(Entries from a page text dataset)
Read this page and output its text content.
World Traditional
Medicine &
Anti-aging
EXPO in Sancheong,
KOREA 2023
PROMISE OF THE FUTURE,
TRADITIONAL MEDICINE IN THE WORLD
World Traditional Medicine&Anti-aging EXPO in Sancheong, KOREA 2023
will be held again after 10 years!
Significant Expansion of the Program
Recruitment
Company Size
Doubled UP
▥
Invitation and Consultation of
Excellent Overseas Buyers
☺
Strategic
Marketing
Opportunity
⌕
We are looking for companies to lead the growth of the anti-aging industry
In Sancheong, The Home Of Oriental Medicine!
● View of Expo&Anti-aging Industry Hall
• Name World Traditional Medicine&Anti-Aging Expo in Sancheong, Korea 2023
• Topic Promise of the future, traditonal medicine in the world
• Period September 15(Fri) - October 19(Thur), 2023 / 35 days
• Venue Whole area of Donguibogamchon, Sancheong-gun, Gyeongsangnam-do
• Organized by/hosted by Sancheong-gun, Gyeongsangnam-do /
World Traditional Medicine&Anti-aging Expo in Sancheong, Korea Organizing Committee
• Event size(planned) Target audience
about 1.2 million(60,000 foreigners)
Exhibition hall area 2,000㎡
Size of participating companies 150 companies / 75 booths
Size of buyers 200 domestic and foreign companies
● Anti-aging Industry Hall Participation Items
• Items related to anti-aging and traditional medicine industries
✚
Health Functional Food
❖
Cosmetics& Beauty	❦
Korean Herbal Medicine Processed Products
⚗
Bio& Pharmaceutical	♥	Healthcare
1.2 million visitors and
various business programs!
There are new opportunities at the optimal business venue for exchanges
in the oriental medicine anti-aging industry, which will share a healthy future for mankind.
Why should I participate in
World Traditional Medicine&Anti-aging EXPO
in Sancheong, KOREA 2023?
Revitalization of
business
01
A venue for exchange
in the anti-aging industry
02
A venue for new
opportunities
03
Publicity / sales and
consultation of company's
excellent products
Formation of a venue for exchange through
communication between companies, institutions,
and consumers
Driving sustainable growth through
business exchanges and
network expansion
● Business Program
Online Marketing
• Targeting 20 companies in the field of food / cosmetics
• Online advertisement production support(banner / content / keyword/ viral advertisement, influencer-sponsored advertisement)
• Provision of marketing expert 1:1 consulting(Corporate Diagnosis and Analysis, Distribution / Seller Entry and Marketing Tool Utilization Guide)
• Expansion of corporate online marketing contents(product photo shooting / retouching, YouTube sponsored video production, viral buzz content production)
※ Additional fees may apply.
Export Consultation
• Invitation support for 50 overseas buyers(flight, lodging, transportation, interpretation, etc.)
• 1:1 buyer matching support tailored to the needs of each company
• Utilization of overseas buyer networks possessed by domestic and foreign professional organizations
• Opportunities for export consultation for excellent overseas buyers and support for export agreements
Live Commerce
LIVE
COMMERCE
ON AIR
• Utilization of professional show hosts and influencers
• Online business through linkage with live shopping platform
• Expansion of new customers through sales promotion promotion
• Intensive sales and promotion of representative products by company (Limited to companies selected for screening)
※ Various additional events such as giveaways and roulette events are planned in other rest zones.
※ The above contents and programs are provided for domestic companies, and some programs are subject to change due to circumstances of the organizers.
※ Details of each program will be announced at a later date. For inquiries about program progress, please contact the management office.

### [AIM OF THE TASK]
Transcribe all entries exactly as they appear above.

### [RESPONSE TO THIS TASK]
Read this page and output its text content.
World Traditional
Medicine &
Anti-aging
EXPO in Sancheong,
KOREA 2023
PROMISE OF THE FUTURE,
TRADITIONAL MEDICINE IN THE WORLD
World Traditional Medicine&Anti-aging EXPO in Sancheong, KOREA 2023
will be held again after 10 years!
Significant Expansion of the Program
Recruitment
Company Size
Doubled UP
▥
Invitation and Consultation of
Excellent Overseas Buyers
☺
Strategic
Marketing
Opportunity
⌕
We are looking for companies to lead the growth of the anti-aging industry
In Sancheong, The Home Of Oriental Medicine!
● View of Expo&Anti-aging Industry Hall
• Name World Traditional Medicine&Anti-Aging Expo in Sancheong, Korea 2023
• Topic Promise of the future, traditonal medicine in the world
• Period September 15(Fri) - October 19(Thur), 2023 / 35 days
• Venue Whole area of Donguibogamchon, Sancheong-gun, Gyeongsangnam-do
• Organized by/hosted by Sancheong-gun, Gyeongsangnam-do /
World Traditional Medicine&Anti-aging Expo in Sancheong, Korea Organizing Committee
• Event size(planned) Target audience
about 1.2 million(60,000 foreigners)
Exhibition hall area 2,000㎡
Size of participating companies 150 companies / 75 booths
Size of buyers 200 domestic and foreign companies
● Anti-aging Industry Hall Participation Items
• Items related to anti-aging and traditional medicine industries
✚
Health Functional Food
❖
Cosmetics& Beauty	❦
Korean Herbal Medicine Processed Products
⚗
Bio& Pharmaceutical	♥	Healthcare
1.2 million visitors and
various business programs!
There are new opportunities at the optimal business venue for exchanges
in the oriental medicine anti-aging industry, which will share a healthy future for mankind.
Why should I participate in
World Traditional Medicine&Anti-aging EXPO
in Sancheong, KOREA 2023?
Revitalization of
business
01
A venue for exchange
in the anti-aging industry
02
A venue for new
opportunities
03
Publicity / sales and
consultation of company's
excellent products
Formation of a venue for exchange through
communication between companies, institutions,
and consumers
Driving sustainable growth through
business exchanges and
network expansion
● Business Program
Online Marketing
• Targeting 20 companies in the field of food / cosmetics
• Online advertisement production support(banner / content / keyword/ viral advertisement, influencer-sponsored advertisement)
• Provision of marketing expert 1:1 consulting(Corporate Diagnosis and Analysis, Distribution / Seller Entry and Marketing Tool Utilization Guide)
• Expansion of corporate online marketing contents(product photo shooting / retouching, YouTube sponsored video production, viral buzz content production)
※ Additional fees may apply.
Export Consultation
• Invitation support for 50 overseas buyers(flight, lodging, transportation, interpretation, etc.)
• 1:1 buyer matching support tailored to the needs of each company
• Utilization of overseas buyer networks possessed by domestic and foreign professional organizations
• Opportunities for export consultation for excellent overseas buyers and support for export agreements
Live Commerce
LIVE
COMMERCE
ON AIR
• Utilization of professional show hosts and influencers
• Online business through linkage with live shopping platform
• Expansion of new customers through sales promotion promotion
• Intensive sales and promotion of representative products by company (Limited to companies selected for screening)
※ Various additional events such as giveaways and roulette events are planned in other rest zones.
※ The above contents and programs are provided for domestic companies, and some programs are subject to change due to circumstances of the organizers.
※ Details of each program will be announced at a later date. For inquiries about program progress, please contact the management office.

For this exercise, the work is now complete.